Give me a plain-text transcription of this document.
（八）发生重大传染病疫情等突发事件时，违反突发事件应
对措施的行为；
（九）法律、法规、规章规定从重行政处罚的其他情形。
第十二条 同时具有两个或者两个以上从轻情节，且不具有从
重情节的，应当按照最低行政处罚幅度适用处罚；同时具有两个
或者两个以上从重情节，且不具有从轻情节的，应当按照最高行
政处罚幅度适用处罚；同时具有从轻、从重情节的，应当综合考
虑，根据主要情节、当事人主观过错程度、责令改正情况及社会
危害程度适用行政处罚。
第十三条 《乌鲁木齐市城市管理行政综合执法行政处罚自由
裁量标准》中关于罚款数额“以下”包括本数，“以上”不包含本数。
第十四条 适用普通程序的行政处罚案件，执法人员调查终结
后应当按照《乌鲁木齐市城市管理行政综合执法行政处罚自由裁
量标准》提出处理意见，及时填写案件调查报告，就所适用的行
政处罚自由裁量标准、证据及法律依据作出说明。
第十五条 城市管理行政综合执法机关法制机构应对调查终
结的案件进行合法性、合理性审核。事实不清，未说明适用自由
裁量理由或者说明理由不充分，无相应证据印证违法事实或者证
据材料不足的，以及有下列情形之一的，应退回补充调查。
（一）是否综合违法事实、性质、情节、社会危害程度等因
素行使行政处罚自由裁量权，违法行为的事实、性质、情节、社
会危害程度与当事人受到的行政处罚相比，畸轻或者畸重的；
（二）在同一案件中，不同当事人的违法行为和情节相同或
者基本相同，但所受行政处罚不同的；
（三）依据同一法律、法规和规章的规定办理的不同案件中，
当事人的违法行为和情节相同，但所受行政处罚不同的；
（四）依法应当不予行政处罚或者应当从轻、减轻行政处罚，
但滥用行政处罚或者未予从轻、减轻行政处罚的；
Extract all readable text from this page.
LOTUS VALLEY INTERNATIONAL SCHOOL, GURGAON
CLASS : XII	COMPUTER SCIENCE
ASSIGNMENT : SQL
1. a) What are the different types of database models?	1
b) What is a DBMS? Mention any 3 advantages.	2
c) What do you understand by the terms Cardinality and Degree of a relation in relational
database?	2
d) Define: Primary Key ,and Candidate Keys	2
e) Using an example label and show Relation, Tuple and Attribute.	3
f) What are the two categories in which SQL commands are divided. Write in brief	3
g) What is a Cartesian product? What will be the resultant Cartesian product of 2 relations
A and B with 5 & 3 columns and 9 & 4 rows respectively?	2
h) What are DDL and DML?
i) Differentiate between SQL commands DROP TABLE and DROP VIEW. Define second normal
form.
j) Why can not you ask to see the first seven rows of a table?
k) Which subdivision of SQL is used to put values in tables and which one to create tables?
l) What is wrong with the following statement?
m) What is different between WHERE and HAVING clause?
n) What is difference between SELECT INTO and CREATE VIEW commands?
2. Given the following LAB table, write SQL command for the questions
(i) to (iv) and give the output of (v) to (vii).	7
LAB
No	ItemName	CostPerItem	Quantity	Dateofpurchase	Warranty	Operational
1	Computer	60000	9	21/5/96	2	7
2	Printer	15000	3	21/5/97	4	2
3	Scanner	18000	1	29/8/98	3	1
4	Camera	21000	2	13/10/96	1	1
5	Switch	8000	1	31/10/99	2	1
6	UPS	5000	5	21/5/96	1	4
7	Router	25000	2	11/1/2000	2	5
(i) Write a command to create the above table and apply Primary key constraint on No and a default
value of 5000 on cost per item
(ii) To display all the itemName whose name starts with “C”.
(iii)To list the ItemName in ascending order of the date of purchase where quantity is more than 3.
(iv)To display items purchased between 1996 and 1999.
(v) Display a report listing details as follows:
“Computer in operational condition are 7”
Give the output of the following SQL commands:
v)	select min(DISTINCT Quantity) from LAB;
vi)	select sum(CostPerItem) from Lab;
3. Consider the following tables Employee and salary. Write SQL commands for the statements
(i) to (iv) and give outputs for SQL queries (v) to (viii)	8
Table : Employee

• **Exercise requirements**
Every entry should be printed again exactly as written.

• **Final result**
Give me a plain-text transcription of this document.
（八）发生重大传染病疫情等突发事件时，违反突发事件应
对措施的行为；
（九）法律、法规、规章规定从重行政处罚的其他情形。
第十二条 同时具有两个或者两个以上从轻情节，且不具有从
重情节的，应当按照最低行政处罚幅度适用处罚；同时具有两个
或者两个以上从重情节，且不具有从轻情节的，应当按照最高行
政处罚幅度适用处罚；同时具有从轻、从重情节的，应当综合考
虑，根据主要情节、当事人主观过错程度、责令改正情况及社会
危害程度适用行政处罚。
第十三条 《乌鲁木齐市城市管理行政综合执法行政处罚自由
裁量标准》中关于罚款数额“以下”包括本数，“以上”不包含本数。
第十四条 适用普通程序的行政处罚案件，执法人员调查终结
后应当按照《乌鲁木齐市城市管理行政综合执法行政处罚自由裁
量标准》提出处理意见，及时填写案件调查报告，就所适用的行
政处罚自由裁量标准、证据及法律依据作出说明。
第十五条 城市管理行政综合执法机关法制机构应对调查终
结的案件进行合法性、合理性审核。事实不清，未说明适用自由
裁量理由或者说明理由不充分，无相应证据印证违法事实或者证
据材料不足的，以及有下列情形之一的，应退回补充调查。
（一）是否综合违法事实、性质、情节、社会危害程度等因
素行使行政处罚自由裁量权，违法行为的事实、性质、情节、社
会危害程度与当事人受到的行政处罚相比，畸轻或者畸重的；
（二）在同一案件中，不同当事人的违法行为和情节相同或
者基本相同，但所受行政处罚不同的；
（三）依据同一法律、法规和规章的规定办理的不同案件中，
当事人的违法行为和情节相同，但所受行政处罚不同的；
（四）依法应当不予行政处罚或者应当从轻、减轻行政处罚，
但滥用行政处罚或者未予从轻、减轻行政处罚的；
Extract all readable text from this page.
LOTUS VALLEY INTERNATIONAL SCHOOL, GURGAON
CLASS : XII	COMPUTER SCIENCE
ASSIGNMENT : SQL
1. a) What are the different types of database models?	1
b) What is a DBMS? Mention any 3 advantages.	2
c) What do you understand by the terms Cardinality and Degree of a relation in relational
database?	2
d) Define: Primary Key ,and Candidate Keys	2
e) Using an example label and show Relation, Tuple and Attribute.	3
f) What are the two categories in which SQL commands are divided. Write in brief	3
g) What is a Cartesian product? What will be the resultant Cartesian product of 2 relations
A and B with 5 & 3 columns and 9 & 4 rows respectively?	2
h) What are DDL and DML?
i) Differentiate between SQL commands DROP TABLE and DROP VIEW. Define second normal
form.
j) Why can not you ask to see the first seven rows of a table?
k) Which subdivision of SQL is used to put values in tables and which one to create tables?
l) What is wrong with the following statement?
m) What is different between WHERE and HAVING clause?
n) What is difference between SELECT INTO and CREATE VIEW commands?
2. Given the following LAB table, write SQL command for the questions
(i) to (iv) and give the output of (v) to (vii).	7
LAB
No	ItemName	CostPerItem	Quantity	Dateofpurchase	Warranty	Operational
1	Computer	60000	9	21/5/96	2	7
2	Printer	15000	3	21/5/97	4	2
3	Scanner	18000	1	29/8/98	3	1
4	Camera	21000	2	13/10/96	1	1
5	Switch	8000	1	31/10/99	2	1
6	UPS	5000	5	21/5/96	1	4
7	Router	25000	2	11/1/2000	2	5
(i) Write a command to create the above table and apply Primary key constraint on No and a default
value of 5000 on cost per item
(ii) To display all the itemName whose name starts with “C”.
(iii)To list the ItemName in ascending order of the date of purchase where quantity is more than 3.
(iv)To display items purchased between 1996 and 1999.
(v) Display a report listing details as follows:
“Computer in operational condition are 7”
Give the output of the following SQL commands:
v)	select min(DISTINCT Quantity) from LAB;
vi)	select sum(CostPerItem) from Lab;
3. Consider the following tables Employee and salary. Write SQL commands for the statements
(i) to (iv) and give outputs for SQL queries (v) to (viii)	8
Table : Employee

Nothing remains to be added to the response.